Exercise task - Copy out all lines where "recirculatieset" appears.

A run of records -
* * * *
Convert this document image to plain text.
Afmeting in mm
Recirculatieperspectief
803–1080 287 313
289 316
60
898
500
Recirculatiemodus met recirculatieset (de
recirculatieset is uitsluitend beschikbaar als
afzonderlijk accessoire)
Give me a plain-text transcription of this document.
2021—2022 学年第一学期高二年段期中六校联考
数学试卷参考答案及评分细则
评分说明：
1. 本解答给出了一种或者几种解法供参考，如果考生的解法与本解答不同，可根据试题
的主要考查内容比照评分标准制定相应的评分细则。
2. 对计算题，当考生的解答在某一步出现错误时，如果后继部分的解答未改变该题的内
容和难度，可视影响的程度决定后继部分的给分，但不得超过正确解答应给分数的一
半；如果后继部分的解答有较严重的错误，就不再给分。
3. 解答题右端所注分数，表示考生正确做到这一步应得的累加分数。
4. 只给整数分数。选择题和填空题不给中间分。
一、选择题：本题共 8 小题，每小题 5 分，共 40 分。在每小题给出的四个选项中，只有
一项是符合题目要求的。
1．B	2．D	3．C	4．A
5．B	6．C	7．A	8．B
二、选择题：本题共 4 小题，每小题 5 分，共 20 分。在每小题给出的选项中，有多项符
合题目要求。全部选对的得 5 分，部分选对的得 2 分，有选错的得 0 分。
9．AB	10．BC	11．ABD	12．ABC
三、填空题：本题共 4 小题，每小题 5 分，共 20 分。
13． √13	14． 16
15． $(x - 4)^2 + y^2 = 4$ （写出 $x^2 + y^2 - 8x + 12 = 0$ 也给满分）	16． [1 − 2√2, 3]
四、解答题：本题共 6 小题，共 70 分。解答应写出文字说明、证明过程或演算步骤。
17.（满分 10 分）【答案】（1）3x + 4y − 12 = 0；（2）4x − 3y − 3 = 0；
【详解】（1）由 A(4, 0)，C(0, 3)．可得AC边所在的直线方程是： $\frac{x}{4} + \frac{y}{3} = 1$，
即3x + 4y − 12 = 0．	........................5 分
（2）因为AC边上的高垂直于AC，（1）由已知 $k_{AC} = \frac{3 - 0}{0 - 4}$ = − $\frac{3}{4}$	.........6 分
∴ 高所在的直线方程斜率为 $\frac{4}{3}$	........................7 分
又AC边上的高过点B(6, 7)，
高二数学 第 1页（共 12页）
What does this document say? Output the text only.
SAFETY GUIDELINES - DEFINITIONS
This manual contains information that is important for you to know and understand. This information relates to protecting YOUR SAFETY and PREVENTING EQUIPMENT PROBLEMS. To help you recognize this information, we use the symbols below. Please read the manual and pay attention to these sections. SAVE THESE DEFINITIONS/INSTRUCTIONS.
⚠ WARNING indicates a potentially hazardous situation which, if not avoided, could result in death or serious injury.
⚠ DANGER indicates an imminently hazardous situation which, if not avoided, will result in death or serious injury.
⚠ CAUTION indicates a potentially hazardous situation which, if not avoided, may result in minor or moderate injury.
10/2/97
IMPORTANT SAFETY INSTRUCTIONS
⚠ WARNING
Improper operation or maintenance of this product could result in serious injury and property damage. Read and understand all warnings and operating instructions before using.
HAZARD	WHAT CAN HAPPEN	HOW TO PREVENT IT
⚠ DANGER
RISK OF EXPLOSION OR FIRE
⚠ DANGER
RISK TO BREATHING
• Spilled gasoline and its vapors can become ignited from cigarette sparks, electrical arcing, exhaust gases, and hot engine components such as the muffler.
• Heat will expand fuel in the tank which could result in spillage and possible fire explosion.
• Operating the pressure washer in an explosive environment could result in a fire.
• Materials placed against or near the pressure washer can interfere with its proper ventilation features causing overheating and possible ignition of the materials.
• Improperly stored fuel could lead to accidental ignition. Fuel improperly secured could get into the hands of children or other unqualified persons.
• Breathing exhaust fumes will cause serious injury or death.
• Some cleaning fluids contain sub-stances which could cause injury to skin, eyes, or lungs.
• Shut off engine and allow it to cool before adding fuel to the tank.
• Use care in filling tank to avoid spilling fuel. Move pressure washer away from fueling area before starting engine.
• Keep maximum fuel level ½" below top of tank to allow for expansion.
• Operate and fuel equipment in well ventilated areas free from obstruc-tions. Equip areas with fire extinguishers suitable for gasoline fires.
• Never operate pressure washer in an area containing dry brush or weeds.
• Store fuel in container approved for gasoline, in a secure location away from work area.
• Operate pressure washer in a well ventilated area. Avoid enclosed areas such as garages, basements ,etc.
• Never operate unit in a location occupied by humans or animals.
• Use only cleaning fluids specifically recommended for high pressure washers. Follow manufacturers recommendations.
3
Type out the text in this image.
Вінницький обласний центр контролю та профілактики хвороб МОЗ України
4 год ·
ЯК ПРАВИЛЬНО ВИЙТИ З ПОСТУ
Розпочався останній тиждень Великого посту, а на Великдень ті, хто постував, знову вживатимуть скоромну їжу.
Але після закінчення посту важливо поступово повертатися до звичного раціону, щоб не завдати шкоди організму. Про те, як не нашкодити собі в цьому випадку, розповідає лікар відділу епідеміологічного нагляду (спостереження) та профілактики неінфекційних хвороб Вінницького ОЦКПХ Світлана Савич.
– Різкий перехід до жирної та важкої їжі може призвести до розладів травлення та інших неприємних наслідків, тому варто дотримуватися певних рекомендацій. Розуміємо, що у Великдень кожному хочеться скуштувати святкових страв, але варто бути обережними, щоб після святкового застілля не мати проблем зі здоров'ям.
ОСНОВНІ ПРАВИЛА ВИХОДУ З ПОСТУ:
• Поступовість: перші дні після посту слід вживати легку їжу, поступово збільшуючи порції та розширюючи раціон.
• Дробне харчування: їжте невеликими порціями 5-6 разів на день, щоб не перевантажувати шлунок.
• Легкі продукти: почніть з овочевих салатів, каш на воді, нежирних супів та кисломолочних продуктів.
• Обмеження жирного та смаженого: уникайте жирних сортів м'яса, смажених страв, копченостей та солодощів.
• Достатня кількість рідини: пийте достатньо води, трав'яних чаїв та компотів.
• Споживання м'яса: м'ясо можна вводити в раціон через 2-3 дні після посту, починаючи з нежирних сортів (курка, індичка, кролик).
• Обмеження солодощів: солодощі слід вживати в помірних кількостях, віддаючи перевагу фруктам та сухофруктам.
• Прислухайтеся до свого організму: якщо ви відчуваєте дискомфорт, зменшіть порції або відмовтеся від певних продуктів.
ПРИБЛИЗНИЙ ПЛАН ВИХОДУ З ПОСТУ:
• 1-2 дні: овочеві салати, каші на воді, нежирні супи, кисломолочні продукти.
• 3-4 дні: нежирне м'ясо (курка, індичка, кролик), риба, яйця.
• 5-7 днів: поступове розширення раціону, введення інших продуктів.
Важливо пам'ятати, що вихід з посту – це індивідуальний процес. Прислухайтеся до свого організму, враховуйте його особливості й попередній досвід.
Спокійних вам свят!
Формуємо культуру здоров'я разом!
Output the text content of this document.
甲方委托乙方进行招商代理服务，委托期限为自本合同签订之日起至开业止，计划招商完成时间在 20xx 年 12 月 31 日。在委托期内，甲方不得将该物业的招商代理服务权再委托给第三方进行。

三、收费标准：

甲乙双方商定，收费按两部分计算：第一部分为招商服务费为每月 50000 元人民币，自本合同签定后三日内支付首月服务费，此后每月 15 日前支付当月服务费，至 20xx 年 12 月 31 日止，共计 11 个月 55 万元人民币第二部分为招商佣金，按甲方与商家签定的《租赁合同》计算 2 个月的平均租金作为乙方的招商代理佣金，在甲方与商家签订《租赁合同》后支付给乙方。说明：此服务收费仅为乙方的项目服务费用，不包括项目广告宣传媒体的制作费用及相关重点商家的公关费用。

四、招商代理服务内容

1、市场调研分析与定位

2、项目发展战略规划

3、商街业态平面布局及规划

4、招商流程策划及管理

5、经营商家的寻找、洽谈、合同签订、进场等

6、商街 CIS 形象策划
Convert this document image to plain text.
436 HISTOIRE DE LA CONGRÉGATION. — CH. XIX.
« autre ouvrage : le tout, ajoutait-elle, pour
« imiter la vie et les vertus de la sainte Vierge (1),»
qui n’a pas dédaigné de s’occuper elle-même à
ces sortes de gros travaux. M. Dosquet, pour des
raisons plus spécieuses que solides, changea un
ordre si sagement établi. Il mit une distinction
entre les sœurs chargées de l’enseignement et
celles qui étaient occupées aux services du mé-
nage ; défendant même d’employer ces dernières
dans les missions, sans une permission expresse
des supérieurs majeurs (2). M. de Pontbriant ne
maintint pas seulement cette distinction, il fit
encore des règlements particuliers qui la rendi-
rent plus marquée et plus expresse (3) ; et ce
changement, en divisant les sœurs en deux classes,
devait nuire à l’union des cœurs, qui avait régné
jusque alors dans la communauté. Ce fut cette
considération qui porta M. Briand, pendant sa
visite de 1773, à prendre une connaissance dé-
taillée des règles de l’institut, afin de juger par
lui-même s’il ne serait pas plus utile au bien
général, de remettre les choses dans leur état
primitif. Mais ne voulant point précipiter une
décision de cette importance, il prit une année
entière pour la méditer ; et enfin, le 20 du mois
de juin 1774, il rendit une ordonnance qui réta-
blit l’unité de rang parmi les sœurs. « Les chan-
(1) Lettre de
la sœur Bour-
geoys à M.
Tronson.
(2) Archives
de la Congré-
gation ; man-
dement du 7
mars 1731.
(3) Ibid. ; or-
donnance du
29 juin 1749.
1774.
* * * *
The solution -
Recirculatiemodus met recirculatieset (de
recirculatieset is uitsluitend beschikbaar als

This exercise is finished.